-- To be done --
Your task is to locate every line holding the string "Blessings" and to copy each of them.
** start Records provided **
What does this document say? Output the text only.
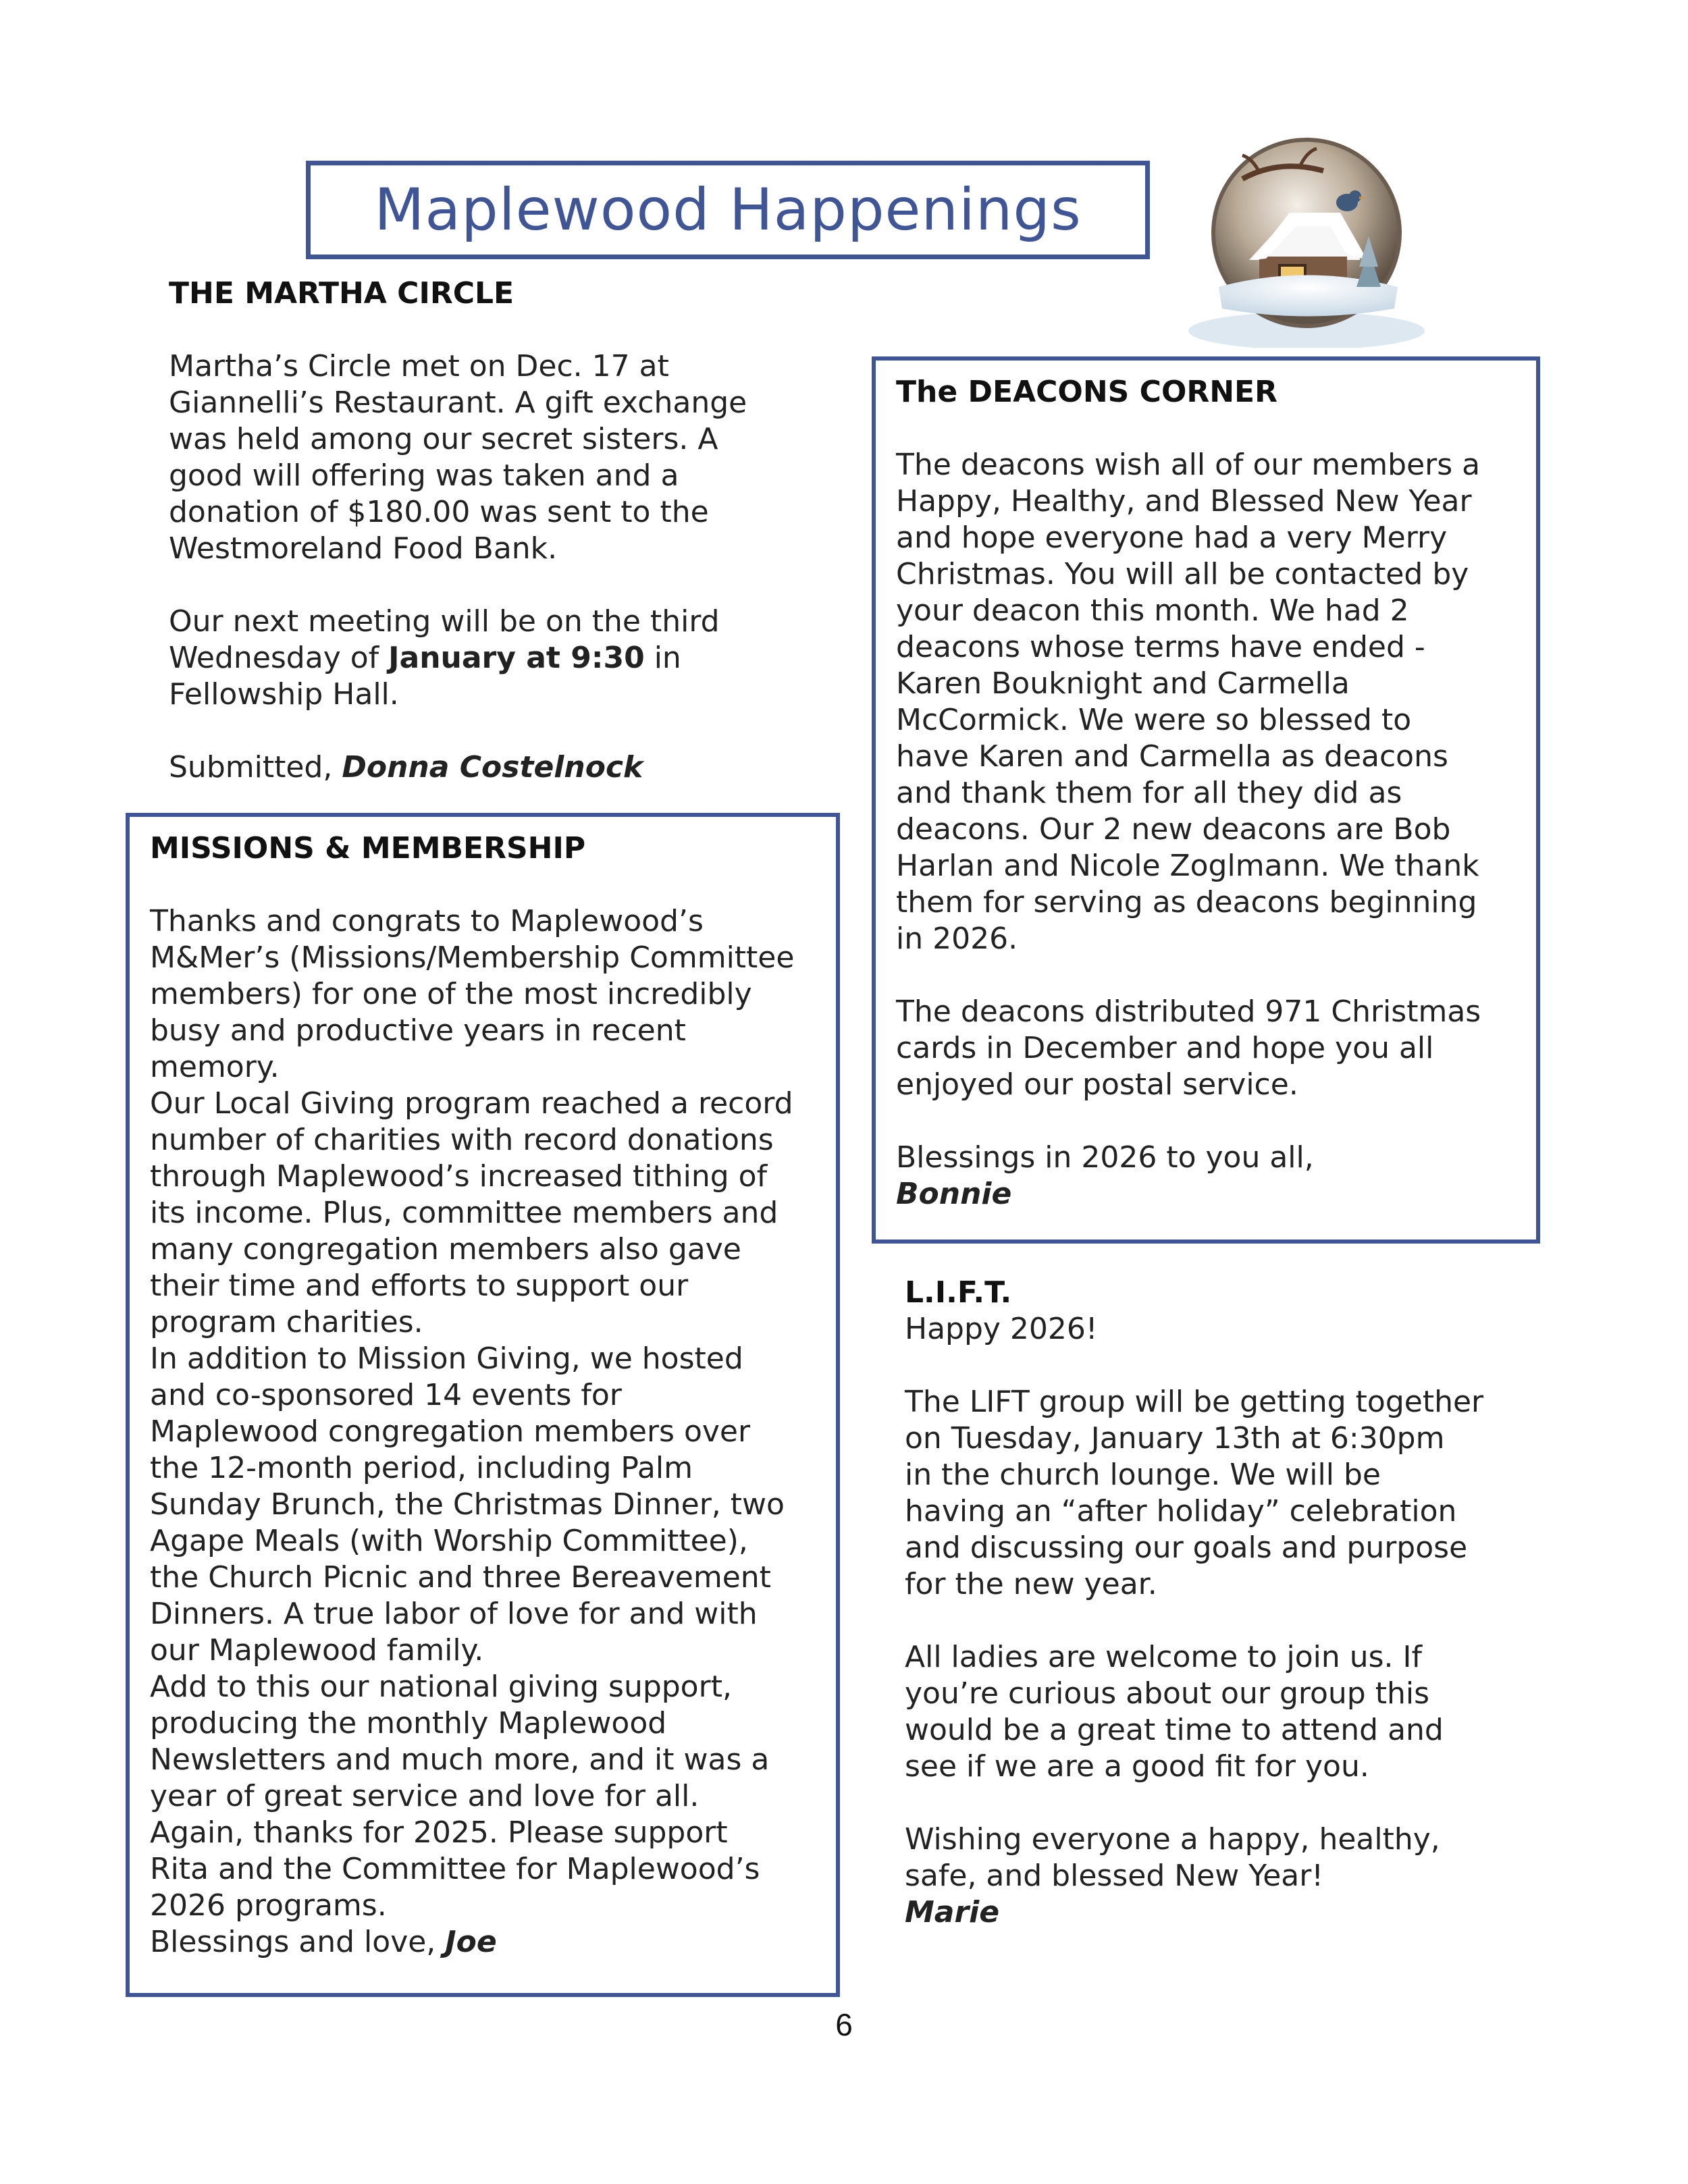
Maplewood Happenings
THE MARTHA CIRCLE

Martha’s Circle met on Dec. 17 at

Giannelli’s Restaurant. A gift exchange

was held among our secret sisters. A

good will offering was taken and a

donation of $180.00 was sent to the

Westmoreland Food Bank.

Our next meeting will be on the third

Wednesday of January at 9:30 in

Fellowship Hall.

Submitted, Donna Costelnock
The DEACONS CORNER

The deacons wish all of our members a

Happy, Healthy, and Blessed New Year

and hope everyone had a very Merry

Christmas. You will all be contacted by

your deacon this month. We had 2

deacons whose terms have ended -

Karen Bouknight and Carmella

McCormick. We were so blessed to

have Karen and Carmella as deacons

and thank them for all they did as

deacons. Our 2 new deacons are Bob

Harlan and Nicole Zoglmann. We thank

them for serving as deacons beginning

in 2026.

The deacons distributed 971 Christmas

cards in December and hope you all

enjoyed our postal service.

Blessings in 2026 to you all,

Bonnie

MISSIONS & MEMBERSHIP

Thanks and congrats to Maplewood’s

M&Mer’s (Missions/Membership Committee

members) for one of the most incredibly

busy and productive years in recent

memory.

Our Local Giving program reached a record

number of charities with record donations

through Maplewood’s increased tithing of

its income. Plus, committee members and

many congregation members also gave

their time and efforts to support our

program charities.

In addition to Mission Giving, we hosted

and co-sponsored 14 events for

Maplewood congregation members over

the 12-month period, including Palm

Sunday Brunch, the Christmas Dinner, two

Agape Meals (with Worship Committee),

the Church Picnic and three Bereavement

Dinners. A true labor of love for and with

our Maplewood family.

Add to this our national giving support,

producing the monthly Maplewood

Newsletters and much more, and it was a

year of great service and love for all.

Again, thanks for 2025. Please support

Rita and the Committee for Maplewood’s

2026 programs.

Blessings and love, Joe

L.I.F.T.
Happy 2026!

The LIFT group will be getting together

on Tuesday, January 13th at 6:30pm

in the church lounge. We will be

having an “after holiday” celebration

and discussing our goals and purpose

for the new year.

All ladies are welcome to join us. If

you’re curious about our group this

would be a great time to attend and

see if we are a good fit for you.

Wishing everyone a happy, healthy,

safe, and blessed New Year!

Marie

6
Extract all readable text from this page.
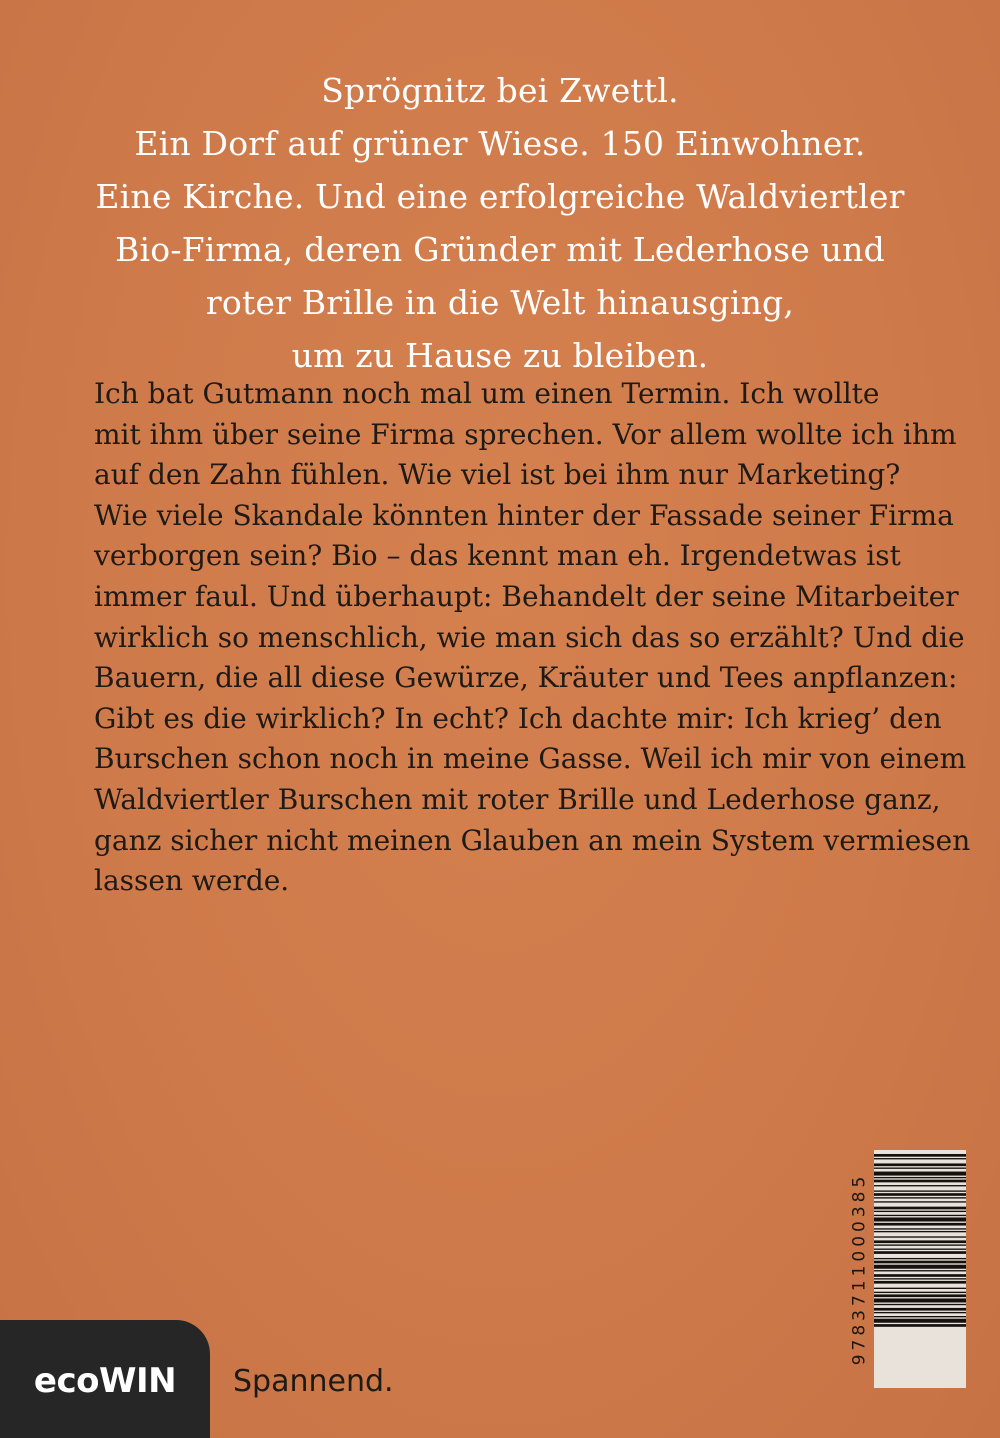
Sprögnitz bei Zwettl.
Ein Dorf auf grüner Wiese. 150 Einwohner.
Eine Kirche. Und eine erfolgreiche Waldviertler
Bio-Firma, deren Gründer mit Lederhose und
roter Brille in die Welt hinausging,
um zu Hause zu bleiben.
Ich bat Gutmann noch mal um einen Termin. Ich wollte
mit ihm über seine Firma sprechen. Vor allem wollte ich ihm
auf den Zahn fühlen. Wie viel ist bei ihm nur Marketing?
Wie viele Skandale könnten hinter der Fassade seiner Firma
verborgen sein? Bio – das kennt man eh. Irgendetwas ist
immer faul. Und überhaupt: Behandelt der seine Mitarbeiter
wirklich so menschlich, wie man sich das so erzählt? Und die
Bauern, die all diese Gewürze, Kräuter und Tees anpflanzen:
Gibt es die wirklich? In echt? Ich dachte mir: Ich krieg’ den
Burschen schon noch in meine Gasse. Weil ich mir von einem
Waldviertler Burschen mit roter Brille und Lederhose ganz,
ganz sicher nicht meinen Glauben an mein System vermiesen
lassen werde.
9783711000385
ecoWIN Spannend.
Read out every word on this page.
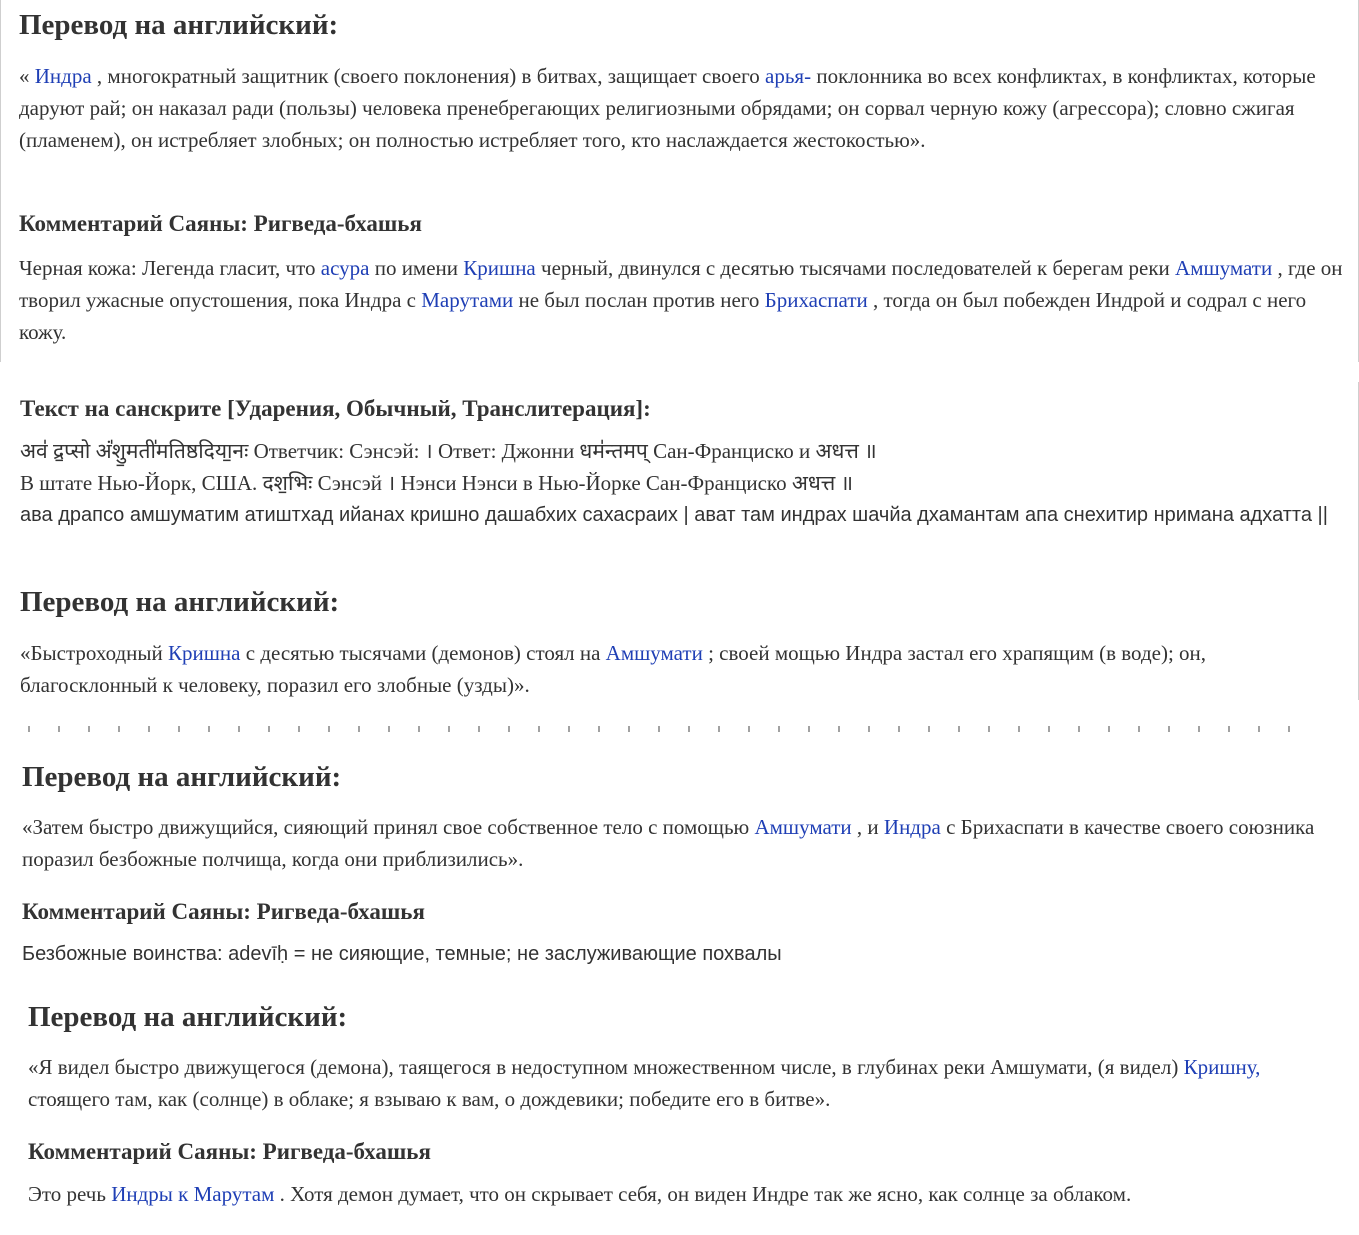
Перевод на английский:

« Индра , многократный защитник (своего поклонения) в битвах, защищает своего арья- поклонника во всех конфликтах, в конфликтах, которые даруют рай; он наказал ради (пользы) человека пренебрегающих религиозными обрядами; он сорвал черную кожу (агрессора); словно сжигая (пламенем), он истребляет злобных; он полностью истребляет того, кто наслаждается жестокостью».

Комментарий Саяны: Ригведа-бхашья

Черная кожа: Легенда гласит, что асура по имени Кришна черный, двинулся с десятью тысячами последователей к берегам реки Амшумати , где он творил ужасные опустошения, пока Индра с Марутами не был послан против него Брихаспати , тогда он был побежден Индрой и содрал с него кожу.

Текст на санскрите [Ударения, Обычный, Транслитерация]:

अव॑ द्र॒प्सो अं॑शु॒मती॑मतिष्ठदिया॒नः Ответчик: Сэнсэй: । Ответ: Джонни धम॑न्तमप् Сан-Франциско и अधत्त ॥

В штате Нью-Йорк, США. दश॒भिः Сэнсэй । Нэнси Нэнси в Нью-Йорке Сан-Франциско अधत्त ॥

ава драпсо амшуматим атиштхад ийанах кришно дашабхих сахасраих | ават там индрах шачйа дхамантам апа снехитир нримана адхатта ||

Перевод на английский:

«Быстроходный Кришна с десятью тысячами (демонов) стоял на Амшумати ; своей мощью Индра застал его храпящим (в воде); он, благосклонный к человеку, поразил его злобные (узды)».

Перевод на английский:

«Затем быстро движущийся, сияющий принял свое собственное тело с помощью Амшумати , и Индра с Брихаспати в качестве своего союзника поразил безбожные полчища, когда они приблизились».

Комментарий Саяны: Ригведа-бхашья

Безбожные воинства: adevīḥ = не сияющие, темные; не заслуживающие похвалы

Перевод на английский:

«Я видел быстро движущегося (демона), таящегося в недоступном множественном числе, в глубинах реки Амшумати, (я видел) Кришну, стоящего там, как (солнце) в облаке; я взываю к вам, о дождевики; победите его в битве».

Комментарий Саяны: Ригведа-бхашья

Это речь Индры к Марутам . Хотя демон думает, что он скрывает себя, он виден Индре так же ясно, как солнце за облаком.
** end Records provided **
-- Task output --
Blessings in 2026 to you all,
Blessings and love, Joe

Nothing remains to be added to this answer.